_Exercise requirements:_
Every record that follows should be printed verbatim.

•••

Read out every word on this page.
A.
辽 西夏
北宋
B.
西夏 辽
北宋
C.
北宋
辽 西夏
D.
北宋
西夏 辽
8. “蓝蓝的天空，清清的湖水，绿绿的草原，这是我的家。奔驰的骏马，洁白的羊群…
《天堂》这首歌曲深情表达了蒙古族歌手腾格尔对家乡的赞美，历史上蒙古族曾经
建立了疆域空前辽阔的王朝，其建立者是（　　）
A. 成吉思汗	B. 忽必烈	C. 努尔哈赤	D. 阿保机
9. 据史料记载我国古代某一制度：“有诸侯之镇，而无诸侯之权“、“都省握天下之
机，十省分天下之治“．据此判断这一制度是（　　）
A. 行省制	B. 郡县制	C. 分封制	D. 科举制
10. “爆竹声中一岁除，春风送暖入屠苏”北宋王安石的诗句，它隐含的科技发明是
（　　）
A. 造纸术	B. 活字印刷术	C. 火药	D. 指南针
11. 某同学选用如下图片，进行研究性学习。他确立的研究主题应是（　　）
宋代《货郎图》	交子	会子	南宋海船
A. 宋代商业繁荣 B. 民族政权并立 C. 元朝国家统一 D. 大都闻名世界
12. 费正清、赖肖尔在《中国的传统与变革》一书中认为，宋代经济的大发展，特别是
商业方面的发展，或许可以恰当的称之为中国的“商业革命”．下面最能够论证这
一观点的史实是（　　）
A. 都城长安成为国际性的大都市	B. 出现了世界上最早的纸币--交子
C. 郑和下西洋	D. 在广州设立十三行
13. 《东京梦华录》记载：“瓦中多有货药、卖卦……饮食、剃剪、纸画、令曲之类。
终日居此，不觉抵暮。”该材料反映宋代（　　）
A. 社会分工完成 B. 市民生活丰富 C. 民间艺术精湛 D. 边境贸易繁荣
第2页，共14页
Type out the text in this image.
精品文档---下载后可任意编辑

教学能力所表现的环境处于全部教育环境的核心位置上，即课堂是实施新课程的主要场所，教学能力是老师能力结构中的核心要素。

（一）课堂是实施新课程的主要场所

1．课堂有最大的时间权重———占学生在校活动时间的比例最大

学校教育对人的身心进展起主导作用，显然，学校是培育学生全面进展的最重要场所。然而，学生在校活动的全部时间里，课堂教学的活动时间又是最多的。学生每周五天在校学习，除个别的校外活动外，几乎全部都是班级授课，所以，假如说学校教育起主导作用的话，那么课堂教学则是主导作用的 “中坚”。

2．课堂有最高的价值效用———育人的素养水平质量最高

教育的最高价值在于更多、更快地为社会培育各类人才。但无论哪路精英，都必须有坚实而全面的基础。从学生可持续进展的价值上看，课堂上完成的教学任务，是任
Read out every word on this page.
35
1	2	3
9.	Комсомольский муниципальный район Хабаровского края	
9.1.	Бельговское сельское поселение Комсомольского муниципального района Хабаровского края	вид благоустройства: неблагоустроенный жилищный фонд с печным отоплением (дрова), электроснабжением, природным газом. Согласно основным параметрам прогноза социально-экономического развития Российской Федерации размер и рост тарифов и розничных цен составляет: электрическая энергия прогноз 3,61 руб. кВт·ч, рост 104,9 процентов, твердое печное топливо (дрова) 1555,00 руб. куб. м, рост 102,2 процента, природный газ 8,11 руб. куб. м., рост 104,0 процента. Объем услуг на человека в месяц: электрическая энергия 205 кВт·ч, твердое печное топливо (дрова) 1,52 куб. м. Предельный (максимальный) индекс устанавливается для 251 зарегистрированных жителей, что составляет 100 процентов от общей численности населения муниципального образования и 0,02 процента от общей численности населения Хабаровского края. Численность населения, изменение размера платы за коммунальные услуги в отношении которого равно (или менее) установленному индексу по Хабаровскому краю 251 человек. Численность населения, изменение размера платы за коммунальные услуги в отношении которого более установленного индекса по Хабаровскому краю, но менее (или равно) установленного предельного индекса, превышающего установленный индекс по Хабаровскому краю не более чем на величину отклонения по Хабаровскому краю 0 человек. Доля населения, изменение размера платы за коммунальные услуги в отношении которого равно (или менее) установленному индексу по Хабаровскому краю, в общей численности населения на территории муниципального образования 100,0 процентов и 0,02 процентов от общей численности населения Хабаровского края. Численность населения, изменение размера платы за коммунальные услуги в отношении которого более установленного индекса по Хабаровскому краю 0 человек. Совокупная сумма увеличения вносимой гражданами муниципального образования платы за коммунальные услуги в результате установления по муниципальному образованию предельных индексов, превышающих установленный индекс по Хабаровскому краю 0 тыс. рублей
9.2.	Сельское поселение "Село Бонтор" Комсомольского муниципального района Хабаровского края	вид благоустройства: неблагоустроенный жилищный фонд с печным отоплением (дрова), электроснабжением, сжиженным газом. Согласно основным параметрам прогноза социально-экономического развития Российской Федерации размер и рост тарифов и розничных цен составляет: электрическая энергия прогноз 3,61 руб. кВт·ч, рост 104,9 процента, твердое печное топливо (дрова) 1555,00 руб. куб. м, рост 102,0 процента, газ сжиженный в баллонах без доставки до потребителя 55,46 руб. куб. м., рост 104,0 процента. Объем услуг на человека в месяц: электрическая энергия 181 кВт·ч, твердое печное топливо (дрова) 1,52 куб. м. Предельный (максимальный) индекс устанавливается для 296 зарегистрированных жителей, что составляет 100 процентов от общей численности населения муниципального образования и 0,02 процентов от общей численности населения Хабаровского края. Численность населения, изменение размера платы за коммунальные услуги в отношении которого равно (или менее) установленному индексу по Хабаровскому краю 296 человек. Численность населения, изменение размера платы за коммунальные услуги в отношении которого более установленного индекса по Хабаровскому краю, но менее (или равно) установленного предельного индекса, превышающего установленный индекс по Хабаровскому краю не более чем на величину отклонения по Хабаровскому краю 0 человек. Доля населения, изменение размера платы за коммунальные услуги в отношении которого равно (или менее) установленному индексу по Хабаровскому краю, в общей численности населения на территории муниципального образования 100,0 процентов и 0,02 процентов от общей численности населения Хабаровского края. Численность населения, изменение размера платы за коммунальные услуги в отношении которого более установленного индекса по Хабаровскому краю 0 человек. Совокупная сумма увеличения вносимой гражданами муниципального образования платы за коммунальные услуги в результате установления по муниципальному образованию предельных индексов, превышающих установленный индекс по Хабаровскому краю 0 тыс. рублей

•••

_Reply:_
Read out every word on this page.
A.
辽 西夏
北宋
B.
西夏 辽
北宋
C.
北宋
辽 西夏
D.
北宋
西夏 辽
8. “蓝蓝的天空，清清的湖水，绿绿的草原，这是我的家。奔驰的骏马，洁白的羊群…
《天堂》这首歌曲深情表达了蒙古族歌手腾格尔对家乡的赞美，历史上蒙古族曾经
建立了疆域空前辽阔的王朝，其建立者是（　　）
A. 成吉思汗	B. 忽必烈	C. 努尔哈赤	D. 阿保机
9. 据史料记载我国古代某一制度：“有诸侯之镇，而无诸侯之权“、“都省握天下之
机，十省分天下之治“．据此判断这一制度是（　　）
A. 行省制	B. 郡县制	C. 分封制	D. 科举制
10. “爆竹声中一岁除，春风送暖入屠苏”北宋王安石的诗句，它隐含的科技发明是
（　　）
A. 造纸术	B. 活字印刷术	C. 火药	D. 指南针
11. 某同学选用如下图片，进行研究性学习。他确立的研究主题应是（　　）
宋代《货郎图》	交子	会子	南宋海船
A. 宋代商业繁荣 B. 民族政权并立 C. 元朝国家统一 D. 大都闻名世界
12. 费正清、赖肖尔在《中国的传统与变革》一书中认为，宋代经济的大发展，特别是
商业方面的发展，或许可以恰当的称之为中国的“商业革命”．下面最能够论证这
一观点的史实是（　　）
A. 都城长安成为国际性的大都市	B. 出现了世界上最早的纸币--交子
C. 郑和下西洋	D. 在广州设立十三行
13. 《东京梦华录》记载：“瓦中多有货药、卖卦……饮食、剃剪、纸画、令曲之类。
终日居此，不觉抵暮。”该材料反映宋代（　　）
A. 社会分工完成 B. 市民生活丰富 C. 民间艺术精湛 D. 边境贸易繁荣
第2页，共14页
Type out the text in this image.
精品文档---下载后可任意编辑

教学能力所表现的环境处于全部教育环境的核心位置上，即课堂是实施新课程的主要场所，教学能力是老师能力结构中的核心要素。

（一）课堂是实施新课程的主要场所

1．课堂有最大的时间权重———占学生在校活动时间的比例最大

学校教育对人的身心进展起主导作用，显然，学校是培育学生全面进展的最重要场所。然而，学生在校活动的全部时间里，课堂教学的活动时间又是最多的。学生每周五天在校学习，除个别的校外活动外，几乎全部都是班级授课，所以，假如说学校教育起主导作用的话，那么课堂教学则是主导作用的 “中坚”。

2．课堂有最高的价值效用———育人的素养水平质量最高

教育的最高价值在于更多、更快地为社会培育各类人才。但无论哪路精英，都必须有坚实而全面的基础。从学生可持续进展的价值上看，课堂上完成的教学任务，是任
Read out every word on this page.
35
1	2	3
9.	Комсомольский муниципальный район Хабаровского края	
9.1.	Бельговское сельское поселение Комсомольского муниципального района Хабаровского края	вид благоустройства: неблагоустроенный жилищный фонд с печным отоплением (дрова), электроснабжением, природным газом. Согласно основным параметрам прогноза социально-экономического развития Российской Федерации размер и рост тарифов и розничных цен составляет: электрическая энергия прогноз 3,61 руб. кВт·ч, рост 104,9 процентов, твердое печное топливо (дрова) 1555,00 руб. куб. м, рост 102,2 процента, природный газ 8,11 руб. куб. м., рост 104,0 процента. Объем услуг на человека в месяц: электрическая энергия 205 кВт·ч, твердое печное топливо (дрова) 1,52 куб. м. Предельный (максимальный) индекс устанавливается для 251 зарегистрированных жителей, что составляет 100 процентов от общей численности населения муниципального образования и 0,02 процента от общей численности населения Хабаровского края. Численность населения, изменение размера платы за коммунальные услуги в отношении которого равно (или менее) установленному индексу по Хабаровскому краю 251 человек. Численность населения, изменение размера платы за коммунальные услуги в отношении которого более установленного индекса по Хабаровскому краю, но менее (или равно) установленного предельного индекса, превышающего установленный индекс по Хабаровскому краю не более чем на величину отклонения по Хабаровскому краю 0 человек. Доля населения, изменение размера платы за коммунальные услуги в отношении которого равно (или менее) установленному индексу по Хабаровскому краю, в общей численности населения на территории муниципального образования 100,0 процентов и 0,02 процентов от общей численности населения Хабаровского края. Численность населения, изменение размера платы за коммунальные услуги в отношении которого более установленного индекса по Хабаровскому краю 0 человек. Совокупная сумма увеличения вносимой гражданами муниципального образования платы за коммунальные услуги в результате установления по муниципальному образованию предельных индексов, превышающих установленный индекс по Хабаровскому краю 0 тыс. рублей
9.2.	Сельское поселение "Село Бонтор" Комсомольского муниципального района Хабаровского края	вид благоустройства: неблагоустроенный жилищный фонд с печным отоплением (дрова), электроснабжением, сжиженным газом. Согласно основным параметрам прогноза социально-экономического развития Российской Федерации размер и рост тарифов и розничных цен составляет: электрическая энергия прогноз 3,61 руб. кВт·ч, рост 104,9 процента, твердое печное топливо (дрова) 1555,00 руб. куб. м, рост 102,0 процента, газ сжиженный в баллонах без доставки до потребителя 55,46 руб. куб. м., рост 104,0 процента. Объем услуг на человека в месяц: электрическая энергия 181 кВт·ч, твердое печное топливо (дрова) 1,52 куб. м. Предельный (максимальный) индекс устанавливается для 296 зарегистрированных жителей, что составляет 100 процентов от общей численности населения муниципального образования и 0,02 процентов от общей численности населения Хабаровского края. Численность населения, изменение размера платы за коммунальные услуги в отношении которого равно (или менее) установленному индексу по Хабаровскому краю 296 человек. Численность населения, изменение размера платы за коммунальные услуги в отношении которого более установленного индекса по Хабаровскому краю, но менее (или равно) установленного предельного индекса, превышающего установленный индекс по Хабаровскому краю не более чем на величину отклонения по Хабаровскому краю 0 человек. Доля населения, изменение размера платы за коммунальные услуги в отношении которого равно (или менее) установленному индексу по Хабаровскому краю, в общей численности населения на территории муниципального образования 100,0 процентов и 0,02 процентов от общей численности населения Хабаровского края. Численность населения, изменение размера платы за коммунальные услуги в отношении которого более установленного индекса по Хабаровскому краю 0 человек. Совокупная сумма увеличения вносимой гражданами муниципального образования платы за коммунальные услуги в результате установления по муниципальному образованию предельных индексов, превышающих установленный индекс по Хабаровскому краю 0 тыс. рублей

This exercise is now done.